• [The exercise]:
Please output every line of the material as it stands, without the pictures.

• [Given data]:
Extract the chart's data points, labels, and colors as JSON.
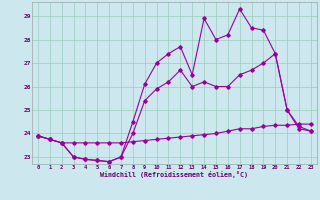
{
  "xlabel": "Windchill (Refroidissement éolien,°C)",
  "background_color": "#cce8ee",
  "grid_color": "#99ccbb",
  "line_color": "#990099",
  "xlim_min": -0.5,
  "xlim_max": 23.5,
  "ylim_min": 22.7,
  "ylim_max": 29.6,
  "yticks": [
    23,
    24,
    25,
    26,
    27,
    28,
    29
  ],
  "xticks": [
    0,
    1,
    2,
    3,
    4,
    5,
    6,
    7,
    8,
    9,
    10,
    11,
    12,
    13,
    14,
    15,
    16,
    17,
    18,
    19,
    20,
    21,
    22,
    23
  ],
  "line1_x": [
    0,
    1,
    2,
    3,
    4,
    5,
    6,
    7,
    8,
    9,
    10,
    11,
    12,
    13,
    14,
    15,
    16,
    17,
    18,
    19,
    20,
    21,
    22,
    23
  ],
  "line1_y": [
    23.9,
    23.75,
    23.6,
    23.6,
    23.6,
    23.6,
    23.6,
    23.6,
    23.65,
    23.7,
    23.75,
    23.8,
    23.85,
    23.9,
    23.95,
    24.0,
    24.1,
    24.2,
    24.2,
    24.3,
    24.35,
    24.35,
    24.4,
    24.4
  ],
  "line2_x": [
    0,
    1,
    2,
    3,
    4,
    5,
    6,
    7,
    8,
    9,
    10,
    11,
    12,
    13,
    14,
    15,
    16,
    17,
    18,
    19,
    20,
    21,
    22,
    23
  ],
  "line2_y": [
    23.9,
    23.75,
    23.6,
    23.0,
    22.9,
    22.85,
    22.8,
    23.0,
    24.0,
    25.4,
    25.9,
    26.2,
    26.7,
    26.0,
    26.2,
    26.0,
    26.0,
    26.5,
    26.7,
    27.0,
    27.4,
    25.0,
    24.2,
    24.1
  ],
  "line3_x": [
    0,
    1,
    2,
    3,
    4,
    5,
    6,
    7,
    8,
    9,
    10,
    11,
    12,
    13,
    14,
    15,
    16,
    17,
    18,
    19,
    20,
    21,
    22,
    23
  ],
  "line3_y": [
    23.9,
    23.75,
    23.6,
    23.0,
    22.9,
    22.85,
    22.8,
    23.0,
    24.5,
    26.1,
    27.0,
    27.4,
    27.7,
    26.5,
    28.9,
    28.0,
    28.2,
    29.3,
    28.5,
    28.4,
    27.4,
    25.0,
    24.3,
    24.1
  ]
}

• [In response]:
Extract the chart's data points, labels, and colors as JSON.
{
  "xlabel": "Windchill (Refroidissement éolien,°C)",
  "background_color": "#cce8ee",
  "grid_color": "#99ccbb",
  "line_color": "#990099",
  "xlim_min": -0.5,
  "xlim_max": 23.5,
  "ylim_min": 22.7,
  "ylim_max": 29.6,
  "yticks": [
    23,
    24,
    25,
    26,
    27,
    28,
    29
  ],
  "xticks": [
    0,
    1,
    2,
    3,
    4,
    5,
    6,
    7,
    8,
    9,
    10,
    11,
    12,
    13,
    14,
    15,
    16,
    17,
    18,
    19,
    20,
    21,
    22,
    23
  ],
  "line1_x": [
    0,
    1,
    2,
    3,
    4,
    5,
    6,
    7,
    8,
    9,
    10,
    11,
    12,
    13,
    14,
    15,
    16,
    17,
    18,
    19,
    20,
    21,
    22,
    23
  ],
  "line1_y": [
    23.9,
    23.75,
    23.6,
    23.6,
    23.6,
    23.6,
    23.6,
    23.6,
    23.65,
    23.7,
    23.75,
    23.8,
    23.85,
    23.9,
    23.95,
    24.0,
    24.1,
    24.2,
    24.2,
    24.3,
    24.35,
    24.35,
    24.4,
    24.4
  ],
  "line2_x": [
    0,
    1,
    2,
    3,
    4,
    5,
    6,
    7,
    8,
    9,
    10,
    11,
    12,
    13,
    14,
    15,
    16,
    17,
    18,
    19,
    20,
    21,
    22,
    23
  ],
  "line2_y": [
    23.9,
    23.75,
    23.6,
    23.0,
    22.9,
    22.85,
    22.8,
    23.0,
    24.0,
    25.4,
    25.9,
    26.2,
    26.7,
    26.0,
    26.2,
    26.0,
    26.0,
    26.5,
    26.7,
    27.0,
    27.4,
    25.0,
    24.2,
    24.1
  ],
  "line3_x": [
    0,
    1,
    2,
    3,
    4,
    5,
    6,
    7,
    8,
    9,
    10,
    11,
    12,
    13,
    14,
    15,
    16,
    17,
    18,
    19,
    20,
    21,
    22,
    23
  ],
  "line3_y": [
    23.9,
    23.75,
    23.6,
    23.0,
    22.9,
    22.85,
    22.8,
    23.0,
    24.5,
    26.1,
    27.0,
    27.4,
    27.7,
    26.5,
    28.9,
    28.0,
    28.2,
    29.3,
    28.5,
    28.4,
    27.4,
    25.0,
    24.3,
    24.1
  ]
}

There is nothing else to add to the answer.